== Data records ==

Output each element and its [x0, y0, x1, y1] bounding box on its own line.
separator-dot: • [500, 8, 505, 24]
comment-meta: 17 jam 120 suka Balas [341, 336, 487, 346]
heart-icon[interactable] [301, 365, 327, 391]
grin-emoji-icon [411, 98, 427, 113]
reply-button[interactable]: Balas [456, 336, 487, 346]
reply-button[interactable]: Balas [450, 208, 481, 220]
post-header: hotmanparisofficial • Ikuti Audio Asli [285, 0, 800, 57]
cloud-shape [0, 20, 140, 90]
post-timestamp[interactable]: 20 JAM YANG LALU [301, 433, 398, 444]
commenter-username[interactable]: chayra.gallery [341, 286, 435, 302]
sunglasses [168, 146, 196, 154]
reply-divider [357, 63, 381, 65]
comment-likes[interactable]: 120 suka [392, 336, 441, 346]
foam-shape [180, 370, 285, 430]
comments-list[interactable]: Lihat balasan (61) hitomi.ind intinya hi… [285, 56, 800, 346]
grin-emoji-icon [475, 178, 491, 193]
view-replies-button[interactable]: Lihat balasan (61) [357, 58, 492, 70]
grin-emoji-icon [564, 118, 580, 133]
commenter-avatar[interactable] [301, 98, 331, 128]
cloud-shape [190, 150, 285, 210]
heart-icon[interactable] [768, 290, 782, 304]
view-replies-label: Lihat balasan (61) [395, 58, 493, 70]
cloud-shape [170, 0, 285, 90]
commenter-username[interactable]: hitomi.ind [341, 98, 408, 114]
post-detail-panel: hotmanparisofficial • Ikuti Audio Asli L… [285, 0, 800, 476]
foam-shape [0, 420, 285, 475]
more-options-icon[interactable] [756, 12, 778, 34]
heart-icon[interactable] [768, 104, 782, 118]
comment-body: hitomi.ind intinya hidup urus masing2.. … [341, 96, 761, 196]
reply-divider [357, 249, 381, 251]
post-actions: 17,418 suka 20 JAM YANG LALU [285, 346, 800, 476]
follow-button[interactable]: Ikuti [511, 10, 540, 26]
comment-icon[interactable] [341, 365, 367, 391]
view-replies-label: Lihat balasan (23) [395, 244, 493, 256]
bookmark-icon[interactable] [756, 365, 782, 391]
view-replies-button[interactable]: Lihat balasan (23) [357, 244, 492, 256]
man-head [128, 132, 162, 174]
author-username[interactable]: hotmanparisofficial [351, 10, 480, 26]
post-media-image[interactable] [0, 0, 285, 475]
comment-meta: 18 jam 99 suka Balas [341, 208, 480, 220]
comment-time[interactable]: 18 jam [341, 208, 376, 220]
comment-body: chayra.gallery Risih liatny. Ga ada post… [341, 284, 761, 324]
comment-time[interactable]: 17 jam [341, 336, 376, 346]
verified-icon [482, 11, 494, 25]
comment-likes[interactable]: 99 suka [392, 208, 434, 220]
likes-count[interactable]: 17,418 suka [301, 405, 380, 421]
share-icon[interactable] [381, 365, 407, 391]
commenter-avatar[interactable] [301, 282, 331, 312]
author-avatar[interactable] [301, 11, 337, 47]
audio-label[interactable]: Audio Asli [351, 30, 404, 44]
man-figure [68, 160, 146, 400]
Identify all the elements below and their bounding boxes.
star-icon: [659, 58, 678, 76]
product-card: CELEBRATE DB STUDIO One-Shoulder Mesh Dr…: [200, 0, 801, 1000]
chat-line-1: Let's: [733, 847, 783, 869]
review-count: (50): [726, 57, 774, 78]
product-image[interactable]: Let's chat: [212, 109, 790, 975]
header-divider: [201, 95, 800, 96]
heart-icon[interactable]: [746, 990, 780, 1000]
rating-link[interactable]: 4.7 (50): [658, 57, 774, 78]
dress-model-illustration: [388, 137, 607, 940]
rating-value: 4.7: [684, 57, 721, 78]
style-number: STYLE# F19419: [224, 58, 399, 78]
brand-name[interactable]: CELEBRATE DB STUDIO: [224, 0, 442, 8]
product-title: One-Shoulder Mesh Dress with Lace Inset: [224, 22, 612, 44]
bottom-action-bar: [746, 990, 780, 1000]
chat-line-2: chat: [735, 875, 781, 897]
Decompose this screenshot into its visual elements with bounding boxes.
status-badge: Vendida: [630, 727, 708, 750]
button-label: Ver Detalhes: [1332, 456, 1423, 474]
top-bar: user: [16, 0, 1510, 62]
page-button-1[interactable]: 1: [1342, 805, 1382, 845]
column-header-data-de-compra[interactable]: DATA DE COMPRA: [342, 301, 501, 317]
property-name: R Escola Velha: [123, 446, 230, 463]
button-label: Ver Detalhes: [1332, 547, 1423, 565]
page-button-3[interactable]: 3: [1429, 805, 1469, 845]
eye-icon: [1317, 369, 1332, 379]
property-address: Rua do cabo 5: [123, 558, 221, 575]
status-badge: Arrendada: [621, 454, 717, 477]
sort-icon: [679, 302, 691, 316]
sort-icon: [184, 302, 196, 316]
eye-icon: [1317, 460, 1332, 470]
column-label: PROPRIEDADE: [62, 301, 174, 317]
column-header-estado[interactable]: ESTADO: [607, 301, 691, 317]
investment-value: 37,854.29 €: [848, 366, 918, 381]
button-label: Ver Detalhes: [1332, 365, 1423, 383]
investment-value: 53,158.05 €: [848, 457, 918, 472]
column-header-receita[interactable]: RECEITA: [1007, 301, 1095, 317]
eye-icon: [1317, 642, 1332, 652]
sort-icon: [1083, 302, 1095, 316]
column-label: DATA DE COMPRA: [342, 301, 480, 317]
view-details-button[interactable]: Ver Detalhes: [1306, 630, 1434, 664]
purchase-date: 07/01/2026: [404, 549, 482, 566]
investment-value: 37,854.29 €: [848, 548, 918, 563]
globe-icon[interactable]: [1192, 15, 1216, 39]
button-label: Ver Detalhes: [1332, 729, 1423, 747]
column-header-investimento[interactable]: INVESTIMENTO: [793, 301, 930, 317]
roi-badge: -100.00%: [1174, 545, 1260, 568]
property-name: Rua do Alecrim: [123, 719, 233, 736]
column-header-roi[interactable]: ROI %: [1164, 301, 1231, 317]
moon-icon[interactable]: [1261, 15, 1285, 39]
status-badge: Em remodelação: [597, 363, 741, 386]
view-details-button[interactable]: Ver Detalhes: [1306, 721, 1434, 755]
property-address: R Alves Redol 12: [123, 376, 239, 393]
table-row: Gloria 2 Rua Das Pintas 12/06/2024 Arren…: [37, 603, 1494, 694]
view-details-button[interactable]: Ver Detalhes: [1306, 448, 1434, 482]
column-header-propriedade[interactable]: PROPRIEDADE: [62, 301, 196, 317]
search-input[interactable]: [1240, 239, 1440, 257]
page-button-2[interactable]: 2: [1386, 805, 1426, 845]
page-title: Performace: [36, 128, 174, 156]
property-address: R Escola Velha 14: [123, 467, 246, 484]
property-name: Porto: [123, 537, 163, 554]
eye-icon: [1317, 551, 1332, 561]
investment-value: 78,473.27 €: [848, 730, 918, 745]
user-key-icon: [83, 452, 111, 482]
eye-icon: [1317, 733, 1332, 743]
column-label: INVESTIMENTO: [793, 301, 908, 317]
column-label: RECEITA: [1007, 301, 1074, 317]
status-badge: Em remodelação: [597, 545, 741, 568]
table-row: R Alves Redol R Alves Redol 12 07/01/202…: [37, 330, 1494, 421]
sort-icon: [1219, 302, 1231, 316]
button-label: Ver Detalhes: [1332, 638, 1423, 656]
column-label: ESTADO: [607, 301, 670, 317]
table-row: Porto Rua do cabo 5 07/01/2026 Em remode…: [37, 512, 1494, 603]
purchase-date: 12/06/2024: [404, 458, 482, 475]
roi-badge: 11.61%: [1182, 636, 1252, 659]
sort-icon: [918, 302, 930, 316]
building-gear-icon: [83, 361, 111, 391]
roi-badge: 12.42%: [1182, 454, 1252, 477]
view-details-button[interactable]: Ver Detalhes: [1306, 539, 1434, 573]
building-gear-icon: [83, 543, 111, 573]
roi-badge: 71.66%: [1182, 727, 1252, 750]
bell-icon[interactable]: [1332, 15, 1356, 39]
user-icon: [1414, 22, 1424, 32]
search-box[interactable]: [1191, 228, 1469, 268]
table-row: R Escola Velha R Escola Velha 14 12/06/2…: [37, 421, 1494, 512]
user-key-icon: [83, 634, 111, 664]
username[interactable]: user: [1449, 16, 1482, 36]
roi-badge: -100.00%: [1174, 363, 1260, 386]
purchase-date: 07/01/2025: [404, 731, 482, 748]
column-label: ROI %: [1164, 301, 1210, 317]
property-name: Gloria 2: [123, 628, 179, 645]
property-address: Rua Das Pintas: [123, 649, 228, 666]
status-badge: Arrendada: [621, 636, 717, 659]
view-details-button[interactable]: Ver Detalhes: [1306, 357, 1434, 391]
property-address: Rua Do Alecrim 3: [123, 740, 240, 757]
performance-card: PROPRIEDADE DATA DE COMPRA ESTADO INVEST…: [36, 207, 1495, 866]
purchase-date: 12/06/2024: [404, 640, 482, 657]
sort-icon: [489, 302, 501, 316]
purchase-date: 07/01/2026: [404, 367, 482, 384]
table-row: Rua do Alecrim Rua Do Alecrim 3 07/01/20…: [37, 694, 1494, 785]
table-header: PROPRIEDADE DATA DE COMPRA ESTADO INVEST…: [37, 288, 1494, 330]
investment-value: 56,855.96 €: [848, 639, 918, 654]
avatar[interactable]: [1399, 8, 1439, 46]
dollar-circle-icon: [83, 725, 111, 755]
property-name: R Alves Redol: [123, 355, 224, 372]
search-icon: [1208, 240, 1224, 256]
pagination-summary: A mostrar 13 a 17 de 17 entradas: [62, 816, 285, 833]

===

> [Exercise aim]: Rename every "cloud-shape" to "cloud-graphic" in the records, from the first line through the line containing "post-actions: 17,418 suka", and change nothing else.

> [Expected answer]:
Output each element and its [x0, y0, x1, y1] bounding box on its own line.
separator-dot: • [500, 8, 505, 24]
comment-meta: 17 jam 120 suka Balas [341, 336, 487, 346]
heart-icon[interactable] [301, 365, 327, 391]
grin-emoji-icon [411, 98, 427, 113]
reply-button[interactable]: Balas [456, 336, 487, 346]
reply-button[interactable]: Balas [450, 208, 481, 220]
post-header: hotmanparisofficial • Ikuti Audio Asli [285, 0, 800, 57]
cloud-graphic [0, 20, 140, 90]
post-timestamp[interactable]: 20 JAM YANG LALU [301, 433, 398, 444]
commenter-username[interactable]: chayra.gallery [341, 286, 435, 302]
sunglasses [168, 146, 196, 154]
reply-divider [357, 63, 381, 65]
comment-likes[interactable]: 120 suka [392, 336, 441, 346]
foam-shape [180, 370, 285, 430]
comments-list[interactable]: Lihat balasan (61) hitomi.ind intinya hi… [285, 56, 800, 346]
grin-emoji-icon [475, 178, 491, 193]
view-replies-button[interactable]: Lihat balasan (61) [357, 58, 492, 70]
grin-emoji-icon [564, 118, 580, 133]
commenter-avatar[interactable] [301, 98, 331, 128]
cloud-graphic [190, 150, 285, 210]
heart-icon[interactable] [768, 290, 782, 304]
view-replies-label: Lihat balasan (61) [395, 58, 493, 70]
cloud-graphic [170, 0, 285, 90]
commenter-username[interactable]: hitomi.ind [341, 98, 408, 114]
post-detail-panel: hotmanparisofficial • Ikuti Audio Asli L… [285, 0, 800, 476]
foam-shape [0, 420, 285, 475]
more-options-icon[interactable] [756, 12, 778, 34]
heart-icon[interactable] [768, 104, 782, 118]
comment-body: hitomi.ind intinya hidup urus masing2.. … [341, 96, 761, 196]
reply-divider [357, 249, 381, 251]
post-actions: 17,418 suka 20 JAM YANG LALU [285, 346, 800, 476]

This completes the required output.